— WRITTEN EXERCISE —
Print all the entries verbatim.

○ ○ ○

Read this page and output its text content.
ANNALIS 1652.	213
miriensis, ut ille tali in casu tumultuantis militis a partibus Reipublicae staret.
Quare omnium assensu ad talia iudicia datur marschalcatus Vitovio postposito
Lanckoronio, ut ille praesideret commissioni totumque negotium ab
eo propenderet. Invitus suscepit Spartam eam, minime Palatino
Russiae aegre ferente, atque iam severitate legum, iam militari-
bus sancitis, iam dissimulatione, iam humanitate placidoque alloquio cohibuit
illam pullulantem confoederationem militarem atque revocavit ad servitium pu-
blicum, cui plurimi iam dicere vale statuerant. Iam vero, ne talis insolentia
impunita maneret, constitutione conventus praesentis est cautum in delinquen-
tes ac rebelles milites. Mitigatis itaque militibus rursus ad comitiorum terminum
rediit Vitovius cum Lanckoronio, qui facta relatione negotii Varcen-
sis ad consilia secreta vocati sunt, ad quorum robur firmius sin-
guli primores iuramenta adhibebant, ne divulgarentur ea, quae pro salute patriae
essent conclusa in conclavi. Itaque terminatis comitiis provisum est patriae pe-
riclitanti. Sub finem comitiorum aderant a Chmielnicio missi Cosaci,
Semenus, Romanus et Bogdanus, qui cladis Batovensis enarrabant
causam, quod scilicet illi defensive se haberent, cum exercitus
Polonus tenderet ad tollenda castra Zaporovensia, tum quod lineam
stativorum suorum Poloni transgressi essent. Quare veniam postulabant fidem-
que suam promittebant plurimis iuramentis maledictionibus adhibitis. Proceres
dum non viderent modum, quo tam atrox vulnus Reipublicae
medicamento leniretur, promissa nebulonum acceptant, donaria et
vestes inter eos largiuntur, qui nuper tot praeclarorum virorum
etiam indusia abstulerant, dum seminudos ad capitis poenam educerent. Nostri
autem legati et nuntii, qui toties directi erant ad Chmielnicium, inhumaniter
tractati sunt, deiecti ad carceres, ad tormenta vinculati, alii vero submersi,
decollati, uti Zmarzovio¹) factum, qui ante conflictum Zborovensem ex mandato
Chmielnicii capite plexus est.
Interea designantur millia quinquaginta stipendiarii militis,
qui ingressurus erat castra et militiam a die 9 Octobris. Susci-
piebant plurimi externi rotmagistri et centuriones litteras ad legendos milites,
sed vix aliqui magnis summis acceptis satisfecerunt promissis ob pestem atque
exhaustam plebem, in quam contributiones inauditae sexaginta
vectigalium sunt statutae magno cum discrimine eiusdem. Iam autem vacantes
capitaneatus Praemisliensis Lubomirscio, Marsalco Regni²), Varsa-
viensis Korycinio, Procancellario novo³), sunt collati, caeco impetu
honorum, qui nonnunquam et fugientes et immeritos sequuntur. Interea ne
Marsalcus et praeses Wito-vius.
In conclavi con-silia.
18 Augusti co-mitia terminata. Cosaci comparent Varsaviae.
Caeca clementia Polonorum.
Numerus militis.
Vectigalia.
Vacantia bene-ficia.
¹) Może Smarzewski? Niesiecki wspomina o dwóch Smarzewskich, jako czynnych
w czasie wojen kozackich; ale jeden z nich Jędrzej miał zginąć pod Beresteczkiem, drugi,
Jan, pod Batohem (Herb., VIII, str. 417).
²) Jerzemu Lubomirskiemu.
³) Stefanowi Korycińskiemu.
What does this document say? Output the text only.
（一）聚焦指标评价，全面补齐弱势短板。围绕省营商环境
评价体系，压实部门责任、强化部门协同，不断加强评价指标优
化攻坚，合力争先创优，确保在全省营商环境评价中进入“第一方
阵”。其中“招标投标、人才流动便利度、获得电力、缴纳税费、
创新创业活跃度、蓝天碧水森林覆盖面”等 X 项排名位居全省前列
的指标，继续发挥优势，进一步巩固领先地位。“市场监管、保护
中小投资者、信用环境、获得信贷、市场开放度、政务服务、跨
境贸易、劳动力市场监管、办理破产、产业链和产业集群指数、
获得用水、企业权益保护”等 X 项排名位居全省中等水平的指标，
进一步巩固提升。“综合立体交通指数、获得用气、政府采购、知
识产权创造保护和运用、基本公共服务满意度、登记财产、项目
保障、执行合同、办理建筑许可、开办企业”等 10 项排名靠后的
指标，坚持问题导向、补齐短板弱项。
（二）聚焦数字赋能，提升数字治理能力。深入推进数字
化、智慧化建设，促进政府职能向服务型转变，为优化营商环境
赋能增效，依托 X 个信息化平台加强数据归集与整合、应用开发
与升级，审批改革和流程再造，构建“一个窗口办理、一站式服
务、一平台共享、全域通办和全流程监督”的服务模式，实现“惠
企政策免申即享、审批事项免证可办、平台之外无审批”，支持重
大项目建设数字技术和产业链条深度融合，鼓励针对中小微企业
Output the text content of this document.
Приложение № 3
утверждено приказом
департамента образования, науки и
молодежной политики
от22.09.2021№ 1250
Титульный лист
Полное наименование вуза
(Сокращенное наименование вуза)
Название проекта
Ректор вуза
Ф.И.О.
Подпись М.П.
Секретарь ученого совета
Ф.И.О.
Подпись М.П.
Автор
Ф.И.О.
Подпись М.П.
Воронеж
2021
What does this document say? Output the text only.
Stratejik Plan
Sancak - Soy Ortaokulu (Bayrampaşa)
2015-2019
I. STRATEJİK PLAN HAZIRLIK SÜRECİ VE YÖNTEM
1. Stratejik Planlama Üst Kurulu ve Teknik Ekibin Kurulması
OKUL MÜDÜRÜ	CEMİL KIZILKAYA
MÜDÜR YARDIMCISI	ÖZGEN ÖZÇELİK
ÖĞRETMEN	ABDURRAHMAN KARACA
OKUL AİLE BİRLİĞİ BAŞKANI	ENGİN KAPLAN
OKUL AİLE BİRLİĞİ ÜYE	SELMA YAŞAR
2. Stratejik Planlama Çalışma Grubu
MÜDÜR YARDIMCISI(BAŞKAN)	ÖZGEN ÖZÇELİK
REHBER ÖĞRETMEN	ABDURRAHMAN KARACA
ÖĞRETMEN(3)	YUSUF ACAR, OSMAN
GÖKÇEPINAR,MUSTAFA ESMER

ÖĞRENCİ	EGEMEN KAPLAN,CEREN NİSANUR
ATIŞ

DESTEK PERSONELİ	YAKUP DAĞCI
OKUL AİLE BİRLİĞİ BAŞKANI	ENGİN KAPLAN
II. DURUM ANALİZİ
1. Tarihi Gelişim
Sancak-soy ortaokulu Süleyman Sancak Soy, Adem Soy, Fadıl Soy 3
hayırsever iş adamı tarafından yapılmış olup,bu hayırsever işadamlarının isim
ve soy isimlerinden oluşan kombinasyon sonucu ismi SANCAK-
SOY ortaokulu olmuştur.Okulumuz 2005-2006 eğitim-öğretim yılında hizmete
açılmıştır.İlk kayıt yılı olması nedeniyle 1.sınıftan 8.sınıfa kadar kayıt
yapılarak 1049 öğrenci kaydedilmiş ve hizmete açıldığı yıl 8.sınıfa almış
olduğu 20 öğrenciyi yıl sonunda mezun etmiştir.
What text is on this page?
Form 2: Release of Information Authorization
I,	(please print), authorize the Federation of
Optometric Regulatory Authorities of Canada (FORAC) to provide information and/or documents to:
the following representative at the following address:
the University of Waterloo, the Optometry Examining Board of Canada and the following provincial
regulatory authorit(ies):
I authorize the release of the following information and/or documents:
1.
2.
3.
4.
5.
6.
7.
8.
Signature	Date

○ ○ ○

— TASK OUTPUT —
Read this page and output its text content.
ANNALIS 1652.	213
miriensis, ut ille tali in casu tumultuantis militis a partibus Reipublicae staret.
Quare omnium assensu ad talia iudicia datur marschalcatus Vitovio postposito
Lanckoronio, ut ille praesideret commissioni totumque negotium ab
eo propenderet. Invitus suscepit Spartam eam, minime Palatino
Russiae aegre ferente, atque iam severitate legum, iam militari-
bus sancitis, iam dissimulatione, iam humanitate placidoque alloquio cohibuit
illam pullulantem confoederationem militarem atque revocavit ad servitium pu-
blicum, cui plurimi iam dicere vale statuerant. Iam vero, ne talis insolentia
impunita maneret, constitutione conventus praesentis est cautum in delinquen-
tes ac rebelles milites. Mitigatis itaque militibus rursus ad comitiorum terminum
rediit Vitovius cum Lanckoronio, qui facta relatione negotii Varcen-
sis ad consilia secreta vocati sunt, ad quorum robur firmius sin-
guli primores iuramenta adhibebant, ne divulgarentur ea, quae pro salute patriae
essent conclusa in conclavi. Itaque terminatis comitiis provisum est patriae pe-
riclitanti. Sub finem comitiorum aderant a Chmielnicio missi Cosaci,
Semenus, Romanus et Bogdanus, qui cladis Batovensis enarrabant
causam, quod scilicet illi defensive se haberent, cum exercitus
Polonus tenderet ad tollenda castra Zaporovensia, tum quod lineam
stativorum suorum Poloni transgressi essent. Quare veniam postulabant fidem-
que suam promittebant plurimis iuramentis maledictionibus adhibitis. Proceres
dum non viderent modum, quo tam atrox vulnus Reipublicae
medicamento leniretur, promissa nebulonum acceptant, donaria et
vestes inter eos largiuntur, qui nuper tot praeclarorum virorum
etiam indusia abstulerant, dum seminudos ad capitis poenam educerent. Nostri
autem legati et nuntii, qui toties directi erant ad Chmielnicium, inhumaniter
tractati sunt, deiecti ad carceres, ad tormenta vinculati, alii vero submersi,
decollati, uti Zmarzovio¹) factum, qui ante conflictum Zborovensem ex mandato
Chmielnicii capite plexus est.
Interea designantur millia quinquaginta stipendiarii militis,
qui ingressurus erat castra et militiam a die 9 Octobris. Susci-
piebant plurimi externi rotmagistri et centuriones litteras ad legendos milites,
sed vix aliqui magnis summis acceptis satisfecerunt promissis ob pestem atque
exhaustam plebem, in quam contributiones inauditae sexaginta
vectigalium sunt statutae magno cum discrimine eiusdem. Iam autem vacantes
capitaneatus Praemisliensis Lubomirscio, Marsalco Regni²), Varsa-
viensis Korycinio, Procancellario novo³), sunt collati, caeco impetu
honorum, qui nonnunquam et fugientes et immeritos sequuntur. Interea ne
Marsalcus et praeses Wito-vius.
In conclavi con-silia.
18 Augusti co-mitia terminata. Cosaci comparent Varsaviae.
Caeca clementia Polonorum.
Numerus militis.
Vectigalia.
Vacantia bene-ficia.
¹) Może Smarzewski? Niesiecki wspomina o dwóch Smarzewskich, jako czynnych
w czasie wojen kozackich; ale jeden z nich Jędrzej miał zginąć pod Beresteczkiem, drugi,
Jan, pod Batohem (Herb., VIII, str. 417).
²) Jerzemu Lubomirskiemu.
³) Stefanowi Korycińskiemu.
What does this document say? Output the text only.
（一）聚焦指标评价，全面补齐弱势短板。围绕省营商环境
评价体系，压实部门责任、强化部门协同，不断加强评价指标优
化攻坚，合力争先创优，确保在全省营商环境评价中进入“第一方
阵”。其中“招标投标、人才流动便利度、获得电力、缴纳税费、
创新创业活跃度、蓝天碧水森林覆盖面”等 X 项排名位居全省前列
的指标，继续发挥优势，进一步巩固领先地位。“市场监管、保护
中小投资者、信用环境、获得信贷、市场开放度、政务服务、跨
境贸易、劳动力市场监管、办理破产、产业链和产业集群指数、
获得用水、企业权益保护”等 X 项排名位居全省中等水平的指标，
进一步巩固提升。“综合立体交通指数、获得用气、政府采购、知
识产权创造保护和运用、基本公共服务满意度、登记财产、项目
保障、执行合同、办理建筑许可、开办企业”等 10 项排名靠后的
指标，坚持问题导向、补齐短板弱项。
（二）聚焦数字赋能，提升数字治理能力。深入推进数字
化、智慧化建设，促进政府职能向服务型转变，为优化营商环境
赋能增效，依托 X 个信息化平台加强数据归集与整合、应用开发
与升级，审批改革和流程再造，构建“一个窗口办理、一站式服
务、一平台共享、全域通办和全流程监督”的服务模式，实现“惠
企政策免申即享、审批事项免证可办、平台之外无审批”，支持重
大项目建设数字技术和产业链条深度融合，鼓励针对中小微企业
Output the text content of this document.
Приложение № 3
утверждено приказом
департамента образования, науки и
молодежной политики
от22.09.2021№ 1250
Титульный лист
Полное наименование вуза
(Сокращенное наименование вуза)
Название проекта
Ректор вуза
Ф.И.О.
Подпись М.П.
Секретарь ученого совета
Ф.И.О.
Подпись М.П.
Автор
Ф.И.О.
Подпись М.П.
Воронеж
2021
What does this document say? Output the text only.
Stratejik Plan
Sancak - Soy Ortaokulu (Bayrampaşa)
2015-2019
I. STRATEJİK PLAN HAZIRLIK SÜRECİ VE YÖNTEM
1. Stratejik Planlama Üst Kurulu ve Teknik Ekibin Kurulması
OKUL MÜDÜRÜ	CEMİL KIZILKAYA
MÜDÜR YARDIMCISI	ÖZGEN ÖZÇELİK
ÖĞRETMEN	ABDURRAHMAN KARACA
OKUL AİLE BİRLİĞİ BAŞKANI	ENGİN KAPLAN
OKUL AİLE BİRLİĞİ ÜYE	SELMA YAŞAR
2. Stratejik Planlama Çalışma Grubu
MÜDÜR YARDIMCISI(BAŞKAN)	ÖZGEN ÖZÇELİK
REHBER ÖĞRETMEN	ABDURRAHMAN KARACA
ÖĞRETMEN(3)	YUSUF ACAR, OSMAN
GÖKÇEPINAR,MUSTAFA ESMER

ÖĞRENCİ	EGEMEN KAPLAN,CEREN NİSANUR
ATIŞ

DESTEK PERSONELİ	YAKUP DAĞCI
OKUL AİLE BİRLİĞİ BAŞKANI	ENGİN KAPLAN
II. DURUM ANALİZİ
1. Tarihi Gelişim
Sancak-soy ortaokulu Süleyman Sancak Soy, Adem Soy, Fadıl Soy 3
hayırsever iş adamı tarafından yapılmış olup,bu hayırsever işadamlarının isim
ve soy isimlerinden oluşan kombinasyon sonucu ismi SANCAK-
SOY ortaokulu olmuştur.Okulumuz 2005-2006 eğitim-öğretim yılında hizmete
açılmıştır.İlk kayıt yılı olması nedeniyle 1.sınıftan 8.sınıfa kadar kayıt
yapılarak 1049 öğrenci kaydedilmiş ve hizmete açıldığı yıl 8.sınıfa almış
olduğu 20 öğrenciyi yıl sonunda mezun etmiştir.
What text is on this page?
Form 2: Release of Information Authorization
I,	(please print), authorize the Federation of
Optometric Regulatory Authorities of Canada (FORAC) to provide information and/or documents to:
the following representative at the following address:
the University of Waterloo, the Optometry Examining Board of Canada and the following provincial
regulatory authorit(ies):
I authorize the release of the following information and/or documents:
1.
2.
3.
4.
5.
6.
7.
8.
Signature	Date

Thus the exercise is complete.